> _Set problem_: From the entries below, gather every line containing the string "period".

Entries taken from a collection
***

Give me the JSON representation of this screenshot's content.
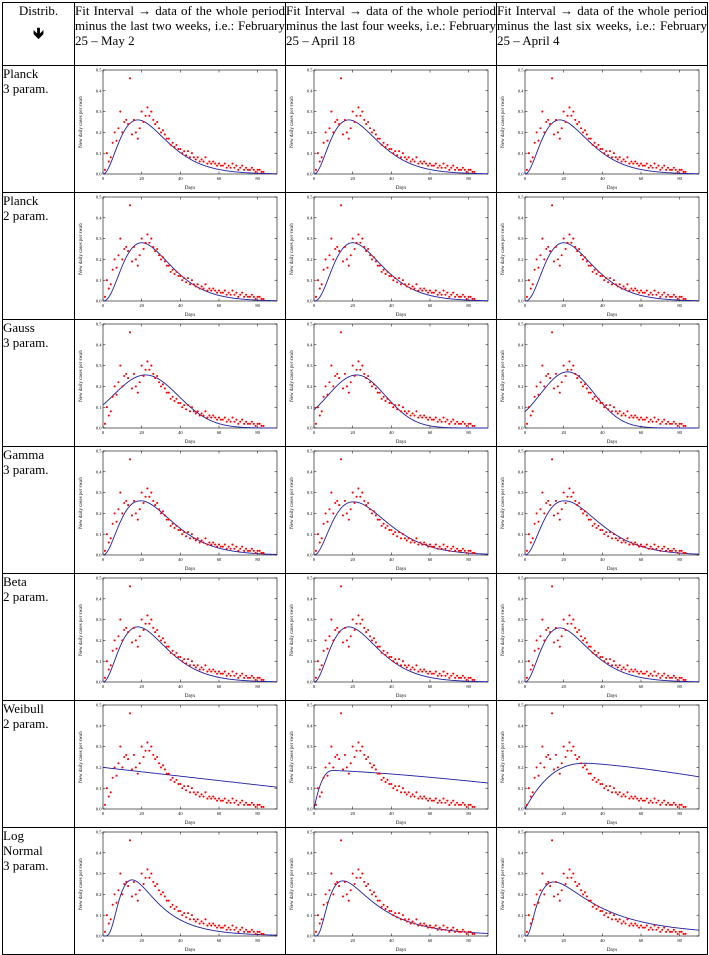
{
  "table": {
    "dist_header": "Distrib.",
    "arrow_icon": "down-arrow-icon",
    "arrow_glyph": "🡻",
    "col_headers": [
      "Fit Interval → data of the whole period minus the last  two weeks, i.e.: February 25 – May 2",
      "Fit Interval → data of the whole period minus the last four weeks, i.e.: February 25 – April 18",
      "Fit Interval → data of the whole period minus the last six weeks, i.e.: February 25 – April 4"
    ],
    "row_labels": [
      [
        "Planck",
        "3 param."
      ],
      [
        "Planck",
        "2 param."
      ],
      [
        "Gauss",
        "3 param."
      ],
      [
        "Gamma",
        "3 param."
      ],
      [
        "Beta",
        "2 param."
      ],
      [
        "Weibull",
        "2 param."
      ],
      [
        "Log",
        "Normal",
        "3 param."
      ]
    ]
  },
  "chart_data": {
    "type": "scatter",
    "xlabel": "Days",
    "ylabel": "New daily cases per swab",
    "xlim": [
      0,
      90
    ],
    "ylim": [
      0,
      0.5
    ],
    "xticks": [
      0,
      20,
      40,
      60,
      80
    ],
    "yticks": [
      0,
      0.1,
      0.2,
      0.3,
      0.4,
      0.5
    ],
    "point_color": "#ff0000",
    "curve_color": "#2020a0",
    "observations": {
      "x": [
        1,
        2,
        3,
        4,
        5,
        6,
        7,
        8,
        9,
        10,
        11,
        12,
        13,
        14,
        15,
        16,
        17,
        18,
        19,
        20,
        21,
        22,
        23,
        24,
        25,
        26,
        27,
        28,
        29,
        30,
        31,
        32,
        33,
        34,
        35,
        36,
        37,
        38,
        39,
        40,
        41,
        42,
        43,
        44,
        45,
        46,
        47,
        48,
        49,
        50,
        51,
        52,
        53,
        54,
        55,
        56,
        57,
        58,
        59,
        60,
        61,
        62,
        63,
        64,
        65,
        66,
        67,
        68,
        69,
        70,
        71,
        72,
        73,
        74,
        75,
        76,
        77,
        78,
        79,
        80,
        81,
        82,
        83
      ],
      "y": [
        0.02,
        0.1,
        0.06,
        0.08,
        0.15,
        0.2,
        0.16,
        0.22,
        0.3,
        0.2,
        0.25,
        0.26,
        0.24,
        0.46,
        0.19,
        0.26,
        0.2,
        0.17,
        0.22,
        0.3,
        0.25,
        0.28,
        0.32,
        0.28,
        0.3,
        0.26,
        0.24,
        0.25,
        0.22,
        0.2,
        0.21,
        0.19,
        0.17,
        0.17,
        0.14,
        0.15,
        0.13,
        0.14,
        0.12,
        0.12,
        0.1,
        0.11,
        0.09,
        0.11,
        0.08,
        0.1,
        0.08,
        0.07,
        0.08,
        0.06,
        0.07,
        0.06,
        0.08,
        0.05,
        0.06,
        0.05,
        0.06,
        0.05,
        0.04,
        0.05,
        0.04,
        0.04,
        0.05,
        0.03,
        0.04,
        0.03,
        0.05,
        0.03,
        0.04,
        0.02,
        0.03,
        0.04,
        0.02,
        0.03,
        0.02,
        0.02,
        0.03,
        0.02,
        0.01,
        0.02,
        0.02,
        0.01,
        0.01
      ]
    },
    "fitted_curves": [
      {
        "distribution": "Planck 3 param.",
        "panels": [
          {
            "fit_interval": "February 25 – May 2",
            "peak_x": 18,
            "peak_y": 0.26,
            "tail": "fast"
          },
          {
            "fit_interval": "February 25 – April 18",
            "peak_x": 18,
            "peak_y": 0.26,
            "tail": "fast"
          },
          {
            "fit_interval": "February 25 – April 4",
            "peak_x": 18,
            "peak_y": 0.26,
            "tail": "fast"
          }
        ]
      },
      {
        "distribution": "Planck 2 param.",
        "panels": [
          {
            "fit_interval": "February 25 – May 2",
            "peak_x": 20,
            "peak_y": 0.28
          },
          {
            "fit_interval": "February 25 – April 18",
            "peak_x": 20,
            "peak_y": 0.28
          },
          {
            "fit_interval": "February 25 – April 4",
            "peak_x": 20,
            "peak_y": 0.28
          }
        ]
      },
      {
        "distribution": "Gauss 3 param.",
        "panels": [
          {
            "fit_interval": "February 25 – May 2",
            "mean": 22,
            "peak_y": 0.255,
            "sigma": 17
          },
          {
            "fit_interval": "February 25 – April 18",
            "mean": 22,
            "peak_y": 0.255,
            "sigma": 15
          },
          {
            "fit_interval": "February 25 – April 4",
            "mean": 22,
            "peak_y": 0.27,
            "sigma": 14
          }
        ]
      },
      {
        "distribution": "Gamma 3 param.",
        "panels": [
          {
            "fit_interval": "February 25 – May 2",
            "peak_x": 19,
            "peak_y": 0.26
          },
          {
            "fit_interval": "February 25 – April 18",
            "peak_x": 20,
            "peak_y": 0.255
          },
          {
            "fit_interval": "February 25 – April 4",
            "peak_x": 20,
            "peak_y": 0.26
          }
        ]
      },
      {
        "distribution": "Beta 2 param.",
        "panels": [
          {
            "fit_interval": "February 25 – May 2",
            "peak_x": 18,
            "peak_y": 0.265
          },
          {
            "fit_interval": "February 25 – April 18",
            "peak_x": 18,
            "peak_y": 0.265
          },
          {
            "fit_interval": "February 25 – April 4",
            "peak_x": 18,
            "peak_y": 0.26
          }
        ]
      },
      {
        "distribution": "Weibull 2 param.",
        "panels": [
          {
            "fit_interval": "February 25 – May 2",
            "y_at_0": 0.2,
            "y_at_90": 0.105
          },
          {
            "fit_interval": "February 25 – April 18",
            "peak_x": 10,
            "peak_y": 0.185,
            "y_at_90": 0.125
          },
          {
            "fit_interval": "February 25 – April 4",
            "peak_x": 32,
            "peak_y": 0.22,
            "y_at_90": 0.155
          }
        ]
      },
      {
        "distribution": "Log Normal 3 param.",
        "panels": [
          {
            "fit_interval": "February 25 – May 2",
            "peak_x": 15,
            "peak_y": 0.27,
            "y_at_90": 0.02
          },
          {
            "fit_interval": "February 25 – April 18",
            "peak_x": 15,
            "peak_y": 0.265,
            "y_at_90": 0.03
          },
          {
            "fit_interval": "February 25 – April 4",
            "peak_x": 15,
            "peak_y": 0.26,
            "y_at_90": 0.045
          }
        ]
      }
    ]
  }
}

***

> _Written solution_:
      "Fit Interval → data of the whole period minus the last  two weeks, i.e.: February 25 – May 2",
      "Fit Interval → data of the whole period minus the last four weeks, i.e.: February 25 – April 18",
      "Fit Interval → data of the whole period minus the last six weeks, i.e.: February 25 – April 4"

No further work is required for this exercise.